▸ **Dataset entries**

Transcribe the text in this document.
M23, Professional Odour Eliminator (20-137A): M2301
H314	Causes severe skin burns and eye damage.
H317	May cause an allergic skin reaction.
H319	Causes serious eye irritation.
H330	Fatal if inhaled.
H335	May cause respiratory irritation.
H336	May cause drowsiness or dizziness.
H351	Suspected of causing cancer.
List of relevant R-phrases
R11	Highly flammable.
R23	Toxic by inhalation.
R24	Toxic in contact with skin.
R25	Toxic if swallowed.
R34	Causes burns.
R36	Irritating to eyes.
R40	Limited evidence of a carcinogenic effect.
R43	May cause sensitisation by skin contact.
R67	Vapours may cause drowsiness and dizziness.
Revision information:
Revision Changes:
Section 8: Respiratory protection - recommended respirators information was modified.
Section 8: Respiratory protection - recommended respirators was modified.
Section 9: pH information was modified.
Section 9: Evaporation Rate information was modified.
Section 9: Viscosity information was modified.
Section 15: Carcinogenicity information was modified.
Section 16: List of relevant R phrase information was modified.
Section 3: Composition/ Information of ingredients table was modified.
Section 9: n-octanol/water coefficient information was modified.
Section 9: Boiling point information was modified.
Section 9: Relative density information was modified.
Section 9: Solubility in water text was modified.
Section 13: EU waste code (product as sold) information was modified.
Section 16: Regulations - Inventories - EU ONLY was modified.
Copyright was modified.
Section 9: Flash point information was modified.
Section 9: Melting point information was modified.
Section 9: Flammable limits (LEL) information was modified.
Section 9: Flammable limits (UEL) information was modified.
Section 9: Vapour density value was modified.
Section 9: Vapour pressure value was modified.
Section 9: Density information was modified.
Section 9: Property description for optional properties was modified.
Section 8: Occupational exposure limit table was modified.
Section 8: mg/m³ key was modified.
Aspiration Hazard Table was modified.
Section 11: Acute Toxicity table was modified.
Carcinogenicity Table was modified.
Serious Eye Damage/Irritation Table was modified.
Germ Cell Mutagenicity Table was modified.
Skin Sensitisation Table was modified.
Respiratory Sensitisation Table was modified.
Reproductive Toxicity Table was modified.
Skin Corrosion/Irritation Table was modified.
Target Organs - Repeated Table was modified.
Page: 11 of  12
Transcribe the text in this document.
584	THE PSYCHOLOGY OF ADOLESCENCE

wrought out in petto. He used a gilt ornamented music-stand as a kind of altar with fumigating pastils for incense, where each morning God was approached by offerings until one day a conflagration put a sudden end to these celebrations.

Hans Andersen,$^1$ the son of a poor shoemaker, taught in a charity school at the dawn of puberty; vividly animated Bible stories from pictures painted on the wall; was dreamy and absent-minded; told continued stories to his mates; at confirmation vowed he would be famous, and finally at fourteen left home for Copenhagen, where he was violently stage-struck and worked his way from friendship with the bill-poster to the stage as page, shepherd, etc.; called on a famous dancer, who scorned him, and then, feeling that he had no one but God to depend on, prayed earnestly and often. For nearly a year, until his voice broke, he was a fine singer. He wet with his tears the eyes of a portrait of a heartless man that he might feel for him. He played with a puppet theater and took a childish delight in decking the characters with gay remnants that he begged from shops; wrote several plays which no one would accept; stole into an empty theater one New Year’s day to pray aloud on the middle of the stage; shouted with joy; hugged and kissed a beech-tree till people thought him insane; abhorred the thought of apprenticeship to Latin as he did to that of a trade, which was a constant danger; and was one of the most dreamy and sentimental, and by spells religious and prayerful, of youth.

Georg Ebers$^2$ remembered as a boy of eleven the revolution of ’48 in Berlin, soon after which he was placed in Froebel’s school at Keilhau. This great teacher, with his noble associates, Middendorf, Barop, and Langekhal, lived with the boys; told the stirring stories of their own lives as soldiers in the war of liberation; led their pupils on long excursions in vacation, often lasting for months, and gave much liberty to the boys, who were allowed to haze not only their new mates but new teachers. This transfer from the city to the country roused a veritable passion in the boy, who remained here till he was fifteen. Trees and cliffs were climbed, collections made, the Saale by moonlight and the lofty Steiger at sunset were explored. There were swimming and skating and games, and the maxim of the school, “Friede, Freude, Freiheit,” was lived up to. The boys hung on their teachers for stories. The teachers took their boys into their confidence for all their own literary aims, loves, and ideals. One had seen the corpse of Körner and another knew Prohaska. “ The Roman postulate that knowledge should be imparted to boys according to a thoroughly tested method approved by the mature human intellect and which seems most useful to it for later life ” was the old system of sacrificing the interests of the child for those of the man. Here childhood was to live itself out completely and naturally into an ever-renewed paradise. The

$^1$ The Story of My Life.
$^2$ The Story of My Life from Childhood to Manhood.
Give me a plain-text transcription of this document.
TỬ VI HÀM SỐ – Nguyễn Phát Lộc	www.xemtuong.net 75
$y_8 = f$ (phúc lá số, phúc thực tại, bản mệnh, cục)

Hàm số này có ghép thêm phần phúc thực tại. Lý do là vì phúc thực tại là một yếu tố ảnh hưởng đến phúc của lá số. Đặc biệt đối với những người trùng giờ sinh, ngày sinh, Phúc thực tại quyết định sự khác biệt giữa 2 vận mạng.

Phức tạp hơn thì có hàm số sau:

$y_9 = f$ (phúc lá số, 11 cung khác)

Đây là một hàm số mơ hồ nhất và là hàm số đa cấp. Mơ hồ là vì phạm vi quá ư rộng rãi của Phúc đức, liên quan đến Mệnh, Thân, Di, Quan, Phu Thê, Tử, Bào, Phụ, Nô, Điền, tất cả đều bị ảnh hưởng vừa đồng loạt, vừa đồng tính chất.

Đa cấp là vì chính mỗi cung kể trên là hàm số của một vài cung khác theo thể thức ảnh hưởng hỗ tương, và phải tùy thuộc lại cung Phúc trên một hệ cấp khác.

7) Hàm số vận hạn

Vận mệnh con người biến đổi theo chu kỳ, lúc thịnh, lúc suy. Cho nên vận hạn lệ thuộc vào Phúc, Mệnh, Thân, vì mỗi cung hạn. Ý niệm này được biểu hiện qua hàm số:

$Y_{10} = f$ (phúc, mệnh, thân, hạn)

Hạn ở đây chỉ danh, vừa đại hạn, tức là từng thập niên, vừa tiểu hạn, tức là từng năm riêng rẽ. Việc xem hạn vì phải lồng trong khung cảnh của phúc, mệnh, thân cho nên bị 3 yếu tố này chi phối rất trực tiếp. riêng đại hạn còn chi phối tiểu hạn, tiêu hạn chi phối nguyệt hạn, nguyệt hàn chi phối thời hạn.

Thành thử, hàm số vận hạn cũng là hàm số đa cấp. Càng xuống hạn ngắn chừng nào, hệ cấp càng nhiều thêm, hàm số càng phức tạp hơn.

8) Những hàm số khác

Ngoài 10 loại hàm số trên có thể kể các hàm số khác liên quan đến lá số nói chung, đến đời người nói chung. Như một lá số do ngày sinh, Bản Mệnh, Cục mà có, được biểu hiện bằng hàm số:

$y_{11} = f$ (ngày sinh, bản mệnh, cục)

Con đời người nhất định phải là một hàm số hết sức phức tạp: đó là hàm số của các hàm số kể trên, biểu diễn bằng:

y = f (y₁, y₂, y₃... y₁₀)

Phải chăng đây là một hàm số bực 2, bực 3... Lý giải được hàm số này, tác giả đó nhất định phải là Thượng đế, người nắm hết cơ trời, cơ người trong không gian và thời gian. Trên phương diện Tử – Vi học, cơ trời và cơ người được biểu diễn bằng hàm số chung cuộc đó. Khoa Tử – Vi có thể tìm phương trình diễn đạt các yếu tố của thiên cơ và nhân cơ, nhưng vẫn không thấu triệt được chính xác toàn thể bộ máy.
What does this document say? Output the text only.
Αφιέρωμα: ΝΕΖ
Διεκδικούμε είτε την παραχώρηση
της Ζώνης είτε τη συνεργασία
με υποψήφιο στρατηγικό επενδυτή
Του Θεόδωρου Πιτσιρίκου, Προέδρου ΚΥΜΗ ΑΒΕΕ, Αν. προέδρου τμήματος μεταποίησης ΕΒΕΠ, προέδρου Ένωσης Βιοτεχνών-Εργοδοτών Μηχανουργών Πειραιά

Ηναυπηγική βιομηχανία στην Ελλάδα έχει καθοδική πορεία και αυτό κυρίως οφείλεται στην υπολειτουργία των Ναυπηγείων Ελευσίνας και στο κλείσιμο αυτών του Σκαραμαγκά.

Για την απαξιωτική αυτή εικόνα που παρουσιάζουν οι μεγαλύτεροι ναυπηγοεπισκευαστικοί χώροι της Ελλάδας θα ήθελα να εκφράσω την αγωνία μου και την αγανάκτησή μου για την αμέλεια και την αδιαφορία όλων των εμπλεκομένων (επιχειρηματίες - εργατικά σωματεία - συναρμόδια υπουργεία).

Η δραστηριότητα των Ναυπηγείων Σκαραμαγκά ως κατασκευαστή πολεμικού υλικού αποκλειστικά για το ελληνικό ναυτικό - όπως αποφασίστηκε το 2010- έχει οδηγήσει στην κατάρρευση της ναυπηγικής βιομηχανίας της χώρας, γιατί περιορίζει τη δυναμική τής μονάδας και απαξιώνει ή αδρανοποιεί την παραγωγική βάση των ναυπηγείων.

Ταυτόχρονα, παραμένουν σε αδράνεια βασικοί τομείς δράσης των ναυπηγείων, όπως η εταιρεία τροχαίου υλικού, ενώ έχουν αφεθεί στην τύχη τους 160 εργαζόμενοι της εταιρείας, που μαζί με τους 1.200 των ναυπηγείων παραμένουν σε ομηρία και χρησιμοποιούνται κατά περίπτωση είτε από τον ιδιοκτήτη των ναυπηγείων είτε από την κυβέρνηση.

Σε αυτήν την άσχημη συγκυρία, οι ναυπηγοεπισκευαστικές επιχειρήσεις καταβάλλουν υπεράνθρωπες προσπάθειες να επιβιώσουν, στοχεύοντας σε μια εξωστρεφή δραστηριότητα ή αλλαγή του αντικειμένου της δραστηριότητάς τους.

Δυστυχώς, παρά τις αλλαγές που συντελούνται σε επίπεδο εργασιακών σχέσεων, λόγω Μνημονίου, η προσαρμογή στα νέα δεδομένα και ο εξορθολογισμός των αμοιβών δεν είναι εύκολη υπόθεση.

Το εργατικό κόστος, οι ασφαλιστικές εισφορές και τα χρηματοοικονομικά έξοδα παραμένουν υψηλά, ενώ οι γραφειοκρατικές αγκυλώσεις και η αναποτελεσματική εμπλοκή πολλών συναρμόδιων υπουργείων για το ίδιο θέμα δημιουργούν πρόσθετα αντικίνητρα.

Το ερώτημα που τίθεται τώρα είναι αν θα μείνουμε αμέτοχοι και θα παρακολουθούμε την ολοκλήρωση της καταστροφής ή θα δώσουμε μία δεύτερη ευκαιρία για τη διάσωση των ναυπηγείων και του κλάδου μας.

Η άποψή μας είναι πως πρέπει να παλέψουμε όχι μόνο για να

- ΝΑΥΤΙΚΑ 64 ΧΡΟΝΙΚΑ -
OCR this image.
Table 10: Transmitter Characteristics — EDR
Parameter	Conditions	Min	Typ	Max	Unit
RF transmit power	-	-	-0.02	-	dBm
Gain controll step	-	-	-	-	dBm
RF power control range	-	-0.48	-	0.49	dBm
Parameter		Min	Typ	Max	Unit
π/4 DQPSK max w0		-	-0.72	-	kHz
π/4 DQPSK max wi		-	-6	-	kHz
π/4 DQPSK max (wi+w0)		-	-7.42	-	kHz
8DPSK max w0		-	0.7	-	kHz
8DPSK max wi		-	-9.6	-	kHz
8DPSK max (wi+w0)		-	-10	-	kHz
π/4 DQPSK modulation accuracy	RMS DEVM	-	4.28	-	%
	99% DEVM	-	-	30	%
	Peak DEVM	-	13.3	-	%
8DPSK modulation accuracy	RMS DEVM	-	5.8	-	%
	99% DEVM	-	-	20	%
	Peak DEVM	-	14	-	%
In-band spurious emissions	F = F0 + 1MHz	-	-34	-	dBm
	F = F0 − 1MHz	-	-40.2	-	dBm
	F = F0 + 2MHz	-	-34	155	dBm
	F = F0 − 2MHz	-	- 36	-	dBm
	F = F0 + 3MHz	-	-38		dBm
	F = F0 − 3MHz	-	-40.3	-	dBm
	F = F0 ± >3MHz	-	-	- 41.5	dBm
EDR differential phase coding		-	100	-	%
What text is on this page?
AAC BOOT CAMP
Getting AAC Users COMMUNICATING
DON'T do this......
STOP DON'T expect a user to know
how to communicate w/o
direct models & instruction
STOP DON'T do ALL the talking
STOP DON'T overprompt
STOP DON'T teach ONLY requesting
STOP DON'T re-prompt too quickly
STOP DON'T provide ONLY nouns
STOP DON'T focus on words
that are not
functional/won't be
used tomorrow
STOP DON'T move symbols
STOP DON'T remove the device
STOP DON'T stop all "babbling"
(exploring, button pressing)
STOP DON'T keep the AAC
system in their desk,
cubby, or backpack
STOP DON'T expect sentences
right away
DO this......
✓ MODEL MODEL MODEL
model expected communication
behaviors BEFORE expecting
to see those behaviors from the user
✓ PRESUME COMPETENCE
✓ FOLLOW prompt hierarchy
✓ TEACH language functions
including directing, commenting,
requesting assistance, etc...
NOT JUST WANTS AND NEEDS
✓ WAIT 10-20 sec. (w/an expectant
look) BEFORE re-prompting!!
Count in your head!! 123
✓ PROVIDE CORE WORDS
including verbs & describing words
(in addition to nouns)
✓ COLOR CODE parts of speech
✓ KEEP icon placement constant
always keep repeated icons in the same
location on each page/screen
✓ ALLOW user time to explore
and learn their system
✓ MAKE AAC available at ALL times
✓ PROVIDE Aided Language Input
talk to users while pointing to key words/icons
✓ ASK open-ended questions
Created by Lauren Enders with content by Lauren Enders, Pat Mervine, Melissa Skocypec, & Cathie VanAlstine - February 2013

▸ **Aim of the exercise**
Pull out all lines from the listing that contain the string "icons".

▸ **Complete output**
always keep repeated icons in the same
talk to users while pointing to key words/icons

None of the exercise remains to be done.